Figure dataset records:
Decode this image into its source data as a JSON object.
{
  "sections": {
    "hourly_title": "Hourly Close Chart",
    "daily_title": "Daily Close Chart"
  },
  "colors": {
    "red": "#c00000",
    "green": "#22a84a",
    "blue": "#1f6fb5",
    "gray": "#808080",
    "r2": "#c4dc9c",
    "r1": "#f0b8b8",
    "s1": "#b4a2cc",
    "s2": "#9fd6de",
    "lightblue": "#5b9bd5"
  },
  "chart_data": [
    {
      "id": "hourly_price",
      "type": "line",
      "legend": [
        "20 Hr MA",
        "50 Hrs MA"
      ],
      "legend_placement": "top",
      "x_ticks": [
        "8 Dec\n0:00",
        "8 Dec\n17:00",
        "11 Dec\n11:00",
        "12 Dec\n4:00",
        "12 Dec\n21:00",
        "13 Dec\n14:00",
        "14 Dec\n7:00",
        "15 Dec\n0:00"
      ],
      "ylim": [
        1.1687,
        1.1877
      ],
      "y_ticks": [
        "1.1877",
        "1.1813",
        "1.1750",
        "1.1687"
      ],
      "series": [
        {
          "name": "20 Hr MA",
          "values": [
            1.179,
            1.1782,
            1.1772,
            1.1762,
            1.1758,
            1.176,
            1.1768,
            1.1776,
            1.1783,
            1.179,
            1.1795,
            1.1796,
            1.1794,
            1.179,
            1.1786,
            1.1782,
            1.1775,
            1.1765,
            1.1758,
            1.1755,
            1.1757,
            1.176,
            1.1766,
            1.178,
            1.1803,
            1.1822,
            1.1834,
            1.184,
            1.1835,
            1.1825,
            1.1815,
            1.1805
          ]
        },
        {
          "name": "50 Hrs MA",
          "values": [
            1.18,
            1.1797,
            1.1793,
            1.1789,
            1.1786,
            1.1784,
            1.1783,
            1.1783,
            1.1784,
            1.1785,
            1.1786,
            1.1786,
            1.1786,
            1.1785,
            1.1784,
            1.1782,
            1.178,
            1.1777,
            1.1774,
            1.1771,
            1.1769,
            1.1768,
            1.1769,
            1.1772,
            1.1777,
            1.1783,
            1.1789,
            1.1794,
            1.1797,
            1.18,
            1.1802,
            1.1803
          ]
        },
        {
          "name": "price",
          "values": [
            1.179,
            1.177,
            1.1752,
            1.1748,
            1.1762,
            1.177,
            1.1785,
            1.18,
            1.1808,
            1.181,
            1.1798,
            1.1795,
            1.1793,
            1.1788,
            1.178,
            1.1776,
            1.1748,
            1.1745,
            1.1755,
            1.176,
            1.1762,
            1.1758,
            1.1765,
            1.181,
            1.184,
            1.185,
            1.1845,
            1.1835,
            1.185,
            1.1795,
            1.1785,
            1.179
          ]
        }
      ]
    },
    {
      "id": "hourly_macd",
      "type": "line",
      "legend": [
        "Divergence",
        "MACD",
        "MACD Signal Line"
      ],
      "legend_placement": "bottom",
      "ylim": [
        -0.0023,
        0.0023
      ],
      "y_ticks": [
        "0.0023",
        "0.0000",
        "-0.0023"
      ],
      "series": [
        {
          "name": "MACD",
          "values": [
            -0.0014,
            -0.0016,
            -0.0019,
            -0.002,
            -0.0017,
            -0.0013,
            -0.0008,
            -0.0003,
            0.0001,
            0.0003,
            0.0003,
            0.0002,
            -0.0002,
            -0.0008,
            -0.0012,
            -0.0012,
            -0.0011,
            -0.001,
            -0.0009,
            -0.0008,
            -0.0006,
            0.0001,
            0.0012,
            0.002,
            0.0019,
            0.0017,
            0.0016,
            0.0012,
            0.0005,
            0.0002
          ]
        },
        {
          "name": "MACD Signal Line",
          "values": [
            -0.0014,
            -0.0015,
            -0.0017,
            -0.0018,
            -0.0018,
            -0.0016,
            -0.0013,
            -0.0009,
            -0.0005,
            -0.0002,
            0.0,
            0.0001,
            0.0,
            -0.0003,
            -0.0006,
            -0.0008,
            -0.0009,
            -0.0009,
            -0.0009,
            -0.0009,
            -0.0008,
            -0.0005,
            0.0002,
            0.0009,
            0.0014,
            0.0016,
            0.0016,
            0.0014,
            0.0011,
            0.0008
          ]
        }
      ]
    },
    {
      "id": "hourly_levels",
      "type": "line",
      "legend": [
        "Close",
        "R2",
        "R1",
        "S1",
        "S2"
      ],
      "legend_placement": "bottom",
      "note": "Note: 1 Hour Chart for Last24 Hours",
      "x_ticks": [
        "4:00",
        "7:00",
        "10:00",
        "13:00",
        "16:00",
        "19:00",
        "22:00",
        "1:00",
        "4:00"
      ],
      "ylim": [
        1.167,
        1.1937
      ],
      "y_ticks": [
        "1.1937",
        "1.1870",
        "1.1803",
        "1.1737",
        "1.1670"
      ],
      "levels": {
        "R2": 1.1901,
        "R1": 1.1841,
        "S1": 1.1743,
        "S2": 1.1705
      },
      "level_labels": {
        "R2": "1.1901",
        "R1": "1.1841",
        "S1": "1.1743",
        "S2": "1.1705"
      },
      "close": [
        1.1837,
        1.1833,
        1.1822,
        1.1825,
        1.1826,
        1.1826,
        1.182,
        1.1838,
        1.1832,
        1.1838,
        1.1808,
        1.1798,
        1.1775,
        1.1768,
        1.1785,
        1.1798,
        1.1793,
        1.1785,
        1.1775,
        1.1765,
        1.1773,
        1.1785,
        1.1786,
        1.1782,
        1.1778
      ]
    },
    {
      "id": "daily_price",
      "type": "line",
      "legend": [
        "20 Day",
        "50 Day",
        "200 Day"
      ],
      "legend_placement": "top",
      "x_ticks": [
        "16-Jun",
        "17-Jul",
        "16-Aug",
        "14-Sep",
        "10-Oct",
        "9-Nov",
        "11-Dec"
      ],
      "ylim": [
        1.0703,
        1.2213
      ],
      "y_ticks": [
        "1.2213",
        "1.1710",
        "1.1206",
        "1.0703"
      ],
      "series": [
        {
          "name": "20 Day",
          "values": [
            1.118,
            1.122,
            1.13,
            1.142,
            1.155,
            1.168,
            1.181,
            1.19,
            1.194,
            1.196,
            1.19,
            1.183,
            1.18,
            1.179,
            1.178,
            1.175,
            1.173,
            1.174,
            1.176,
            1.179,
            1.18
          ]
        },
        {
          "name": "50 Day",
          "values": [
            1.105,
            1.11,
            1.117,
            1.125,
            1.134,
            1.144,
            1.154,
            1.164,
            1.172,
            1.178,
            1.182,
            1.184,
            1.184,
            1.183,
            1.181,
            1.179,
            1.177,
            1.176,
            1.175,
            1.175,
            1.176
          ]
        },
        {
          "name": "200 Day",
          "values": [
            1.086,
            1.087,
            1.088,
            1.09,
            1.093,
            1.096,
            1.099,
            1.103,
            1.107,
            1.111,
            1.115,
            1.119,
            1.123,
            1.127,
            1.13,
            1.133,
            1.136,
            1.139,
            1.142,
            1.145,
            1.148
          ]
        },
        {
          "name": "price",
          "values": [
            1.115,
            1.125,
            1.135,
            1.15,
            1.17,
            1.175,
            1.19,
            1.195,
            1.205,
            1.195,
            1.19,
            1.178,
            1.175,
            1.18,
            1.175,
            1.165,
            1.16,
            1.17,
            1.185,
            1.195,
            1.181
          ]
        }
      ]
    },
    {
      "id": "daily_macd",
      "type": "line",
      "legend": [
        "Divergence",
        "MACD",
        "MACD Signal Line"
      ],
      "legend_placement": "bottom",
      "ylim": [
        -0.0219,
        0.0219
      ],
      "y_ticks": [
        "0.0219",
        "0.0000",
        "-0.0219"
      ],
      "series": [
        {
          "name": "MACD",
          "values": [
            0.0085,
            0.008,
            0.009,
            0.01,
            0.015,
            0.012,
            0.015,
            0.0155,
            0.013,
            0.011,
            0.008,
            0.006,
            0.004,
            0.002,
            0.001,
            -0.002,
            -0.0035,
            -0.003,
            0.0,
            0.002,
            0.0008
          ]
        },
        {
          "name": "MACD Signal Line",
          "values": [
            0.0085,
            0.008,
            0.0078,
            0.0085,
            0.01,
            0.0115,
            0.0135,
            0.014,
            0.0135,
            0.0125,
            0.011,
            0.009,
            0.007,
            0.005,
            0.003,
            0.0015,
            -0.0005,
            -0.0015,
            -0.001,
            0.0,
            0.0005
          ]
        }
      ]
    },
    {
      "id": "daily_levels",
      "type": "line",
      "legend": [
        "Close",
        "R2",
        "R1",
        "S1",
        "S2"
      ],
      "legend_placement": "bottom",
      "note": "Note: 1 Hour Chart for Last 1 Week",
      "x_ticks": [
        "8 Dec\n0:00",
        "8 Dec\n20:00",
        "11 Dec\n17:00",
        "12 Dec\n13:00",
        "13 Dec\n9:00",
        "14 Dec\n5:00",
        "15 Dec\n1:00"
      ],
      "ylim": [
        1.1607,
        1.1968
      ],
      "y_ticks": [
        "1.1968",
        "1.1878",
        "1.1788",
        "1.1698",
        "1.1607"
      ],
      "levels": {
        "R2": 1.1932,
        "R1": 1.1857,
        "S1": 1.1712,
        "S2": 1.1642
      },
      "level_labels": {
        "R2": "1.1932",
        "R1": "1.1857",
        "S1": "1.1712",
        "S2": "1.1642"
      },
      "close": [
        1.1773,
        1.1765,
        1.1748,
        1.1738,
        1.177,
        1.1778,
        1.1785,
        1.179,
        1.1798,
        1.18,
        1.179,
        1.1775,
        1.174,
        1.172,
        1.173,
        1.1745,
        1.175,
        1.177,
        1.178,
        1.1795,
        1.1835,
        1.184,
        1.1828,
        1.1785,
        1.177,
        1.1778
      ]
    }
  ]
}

*PROBLEM TO SOLVE*. Extract all lines from the material above that include the word "name".

*ANSWER FOR THIS EXERCISE*.
          "name": "20 Hr MA",
          "name": "50 Hrs MA",
          "name": "price",
          "name": "MACD",
          "name": "MACD Signal Line",
          "name": "20 Day",
          "name": "50 Day",
          "name": "200 Day",
          "name": "price",
          "name": "MACD",
          "name": "MACD Signal Line",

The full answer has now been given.